** START OF Document excerpt **

Shakespeare Theatre of New Jersey
Interview:
A MOST DANGEROUS WOMAN
Why did you choose George Eliot as a subject for a play?
I fell in love with Eliot’s writing, and then I became interested in her life. She was the most brilliant, fascinating woman I had ever read about—her life was entirely modern and unconventional. Then from the biographies, I moved on to her letters and journals, and all of a sudden a very different George Eliot began to emerge. There was a kind of “disconnect”—as if the biographers hadn’t connected all the dots. Eliot’s letters revealed a much more passionate, complicated person, and an even more remarkable set of choices. They made me understand the novels in a whole new light. And that was the George Eliot I wanted to write a play about.
So is this the first play you’ve written?
It is, but I often joke that it’s also the first four plays I’ve written. Historical plays are tricky, and I came at the material in so many different ways that it was almost like writing four different plays. It took time. Eliot wrote about one of her novels that she started it as a young woman and finished it as an old woman. I sometimes feel that way about A Most Dangerous Woman!
Why did you, as someone who was not previously a playwright, choose to use the form of a play instead of a novel or another artistic format?

** END OF Document excerpt **
** START OF Dataset extract **

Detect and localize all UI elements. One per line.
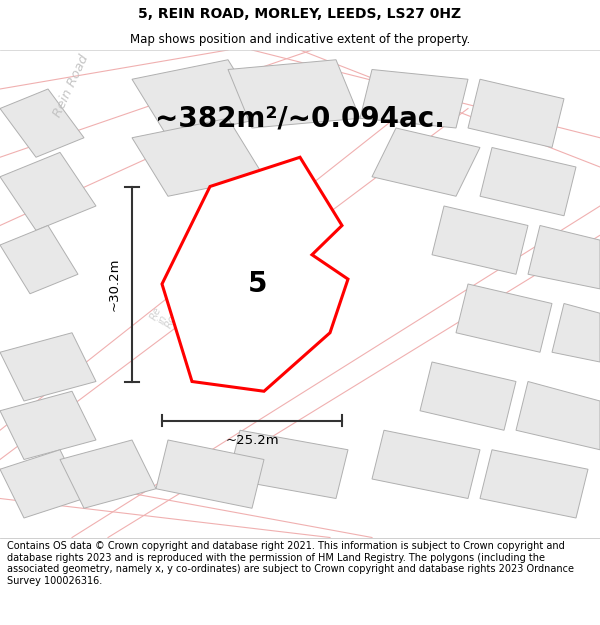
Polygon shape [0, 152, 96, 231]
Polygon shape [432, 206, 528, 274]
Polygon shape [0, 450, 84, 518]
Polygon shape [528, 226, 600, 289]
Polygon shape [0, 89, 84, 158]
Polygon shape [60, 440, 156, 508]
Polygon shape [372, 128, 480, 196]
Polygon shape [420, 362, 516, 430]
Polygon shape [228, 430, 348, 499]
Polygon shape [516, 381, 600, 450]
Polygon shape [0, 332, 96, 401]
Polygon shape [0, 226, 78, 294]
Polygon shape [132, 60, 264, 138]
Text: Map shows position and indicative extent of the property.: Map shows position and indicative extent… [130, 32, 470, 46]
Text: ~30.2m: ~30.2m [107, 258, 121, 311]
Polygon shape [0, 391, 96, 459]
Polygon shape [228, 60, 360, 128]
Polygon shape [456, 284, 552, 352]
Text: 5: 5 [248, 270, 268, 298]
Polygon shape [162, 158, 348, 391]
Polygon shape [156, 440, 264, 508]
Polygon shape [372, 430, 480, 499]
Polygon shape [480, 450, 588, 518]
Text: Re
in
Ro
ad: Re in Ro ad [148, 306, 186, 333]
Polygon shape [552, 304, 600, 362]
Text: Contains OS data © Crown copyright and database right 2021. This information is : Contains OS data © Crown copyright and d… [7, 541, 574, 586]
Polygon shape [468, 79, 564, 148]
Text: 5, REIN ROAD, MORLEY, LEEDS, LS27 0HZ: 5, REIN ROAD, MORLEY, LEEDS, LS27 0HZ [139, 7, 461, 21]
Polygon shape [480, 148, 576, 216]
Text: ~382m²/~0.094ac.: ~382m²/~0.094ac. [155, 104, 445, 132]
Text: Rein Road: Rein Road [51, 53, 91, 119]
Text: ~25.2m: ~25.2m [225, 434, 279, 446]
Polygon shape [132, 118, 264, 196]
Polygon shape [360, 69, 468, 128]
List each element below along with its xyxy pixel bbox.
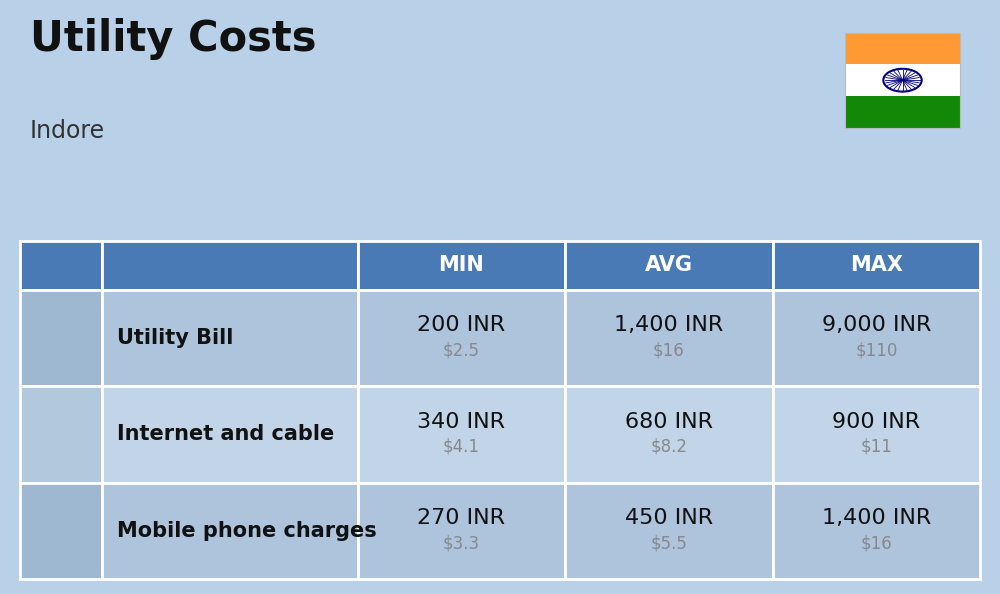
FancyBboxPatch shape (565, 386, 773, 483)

** END OF Dataset extract **

Task A >> Can you duplicate the George Eliot interview word for word, everything from "It is, but I" down to "another artistic format?"?
Task B >> Could you pick up the interview about A Most Dangerous Woman after its final line and carry it forward?

Task result A >>
It is, but I often joke that it’s also the first four plays I’ve written. Historical plays are tricky, and I came at the material in so many different ways that it was almost like writing four different plays. It took time. Eliot wrote about one of her novels that she started it as a young woman and finished it as an old woman. I sometimes feel that way about A Most Dangerous Woman!
Why did you, as someone who was not previously a playwright, choose to use the form of a play instead of a novel or another artistic format?

Task result B >>
I just felt that such a dramatic, controversial life belonged in the theater. Plays tend to provide an emotional truth that biographies don’t necessarily give us. And this was especially important in the case of Eliot. Her life is so full of paradoxes—I wanted to go beyond the facts and the chronology to the person inside. It took such courage to make the choices she made, and I thought, “She must be such an icon for feminists.” But what I discovered was that feminist critics hated her! I thought their expectations were unfair—that they hadn’t looked at her life in context. Writing a play was an opportunity to dramatize the life and the remarkable choices she made, in the context of her time.
What was the traditional feminist take on George Eliot?
Feminist critics wanted to see novels that had female role models, and they objected that Eliot’s heroines weren’t as successful and inspiring as she was—that she didn’t write the life she lived, as they put it. And so they thought she had betrayed women. I thought that was unfair. What many people overlook is that, as a writer, Eliot was committed to realism. She believed art had to be truthful, that anything false in art was “pernicious.” For her, this was a moral issue. It was her manifesto. She was determined to write about ordinary people and real life, and that made her novels truly radical.
People seem to think she approved of the life she portrays in the novels, don’t they?
It's as if she succeeds too well. She portrays Victorian lives so realistically that many modern critics assumed she was endorsing that society. On the contrary, she was exposing the limited lives that women led. I thought it was to her credit that, despite her own success, she writes about ordinary women who wish they could lead meaningful lives. It distressed Eliot that women received what she called a "thimbleful" of education. So I see her as proto-feminist – she had a brilliant mind, and she saw the "Woman Question" in much more complex terms. She thought that men and women suffered because Victorian society had such rigid expectations for both.
What do you think of George Eliot’s essay “Silly Novels by Lady Novelists,” that condemned a lot of the other female novelists of her time?
Well, she wasn't condemning all women writers. She had great respect for writers such as Jane Austen. She clearly respected that writing. What she was objecting to was what she humorously called "the mind-and-millinery" set – these vapid, melodramatic novels that were being churned out by women. She objected fiercely to the superficiality of this type of writing, the falseness. Again, it was a moral issue for her.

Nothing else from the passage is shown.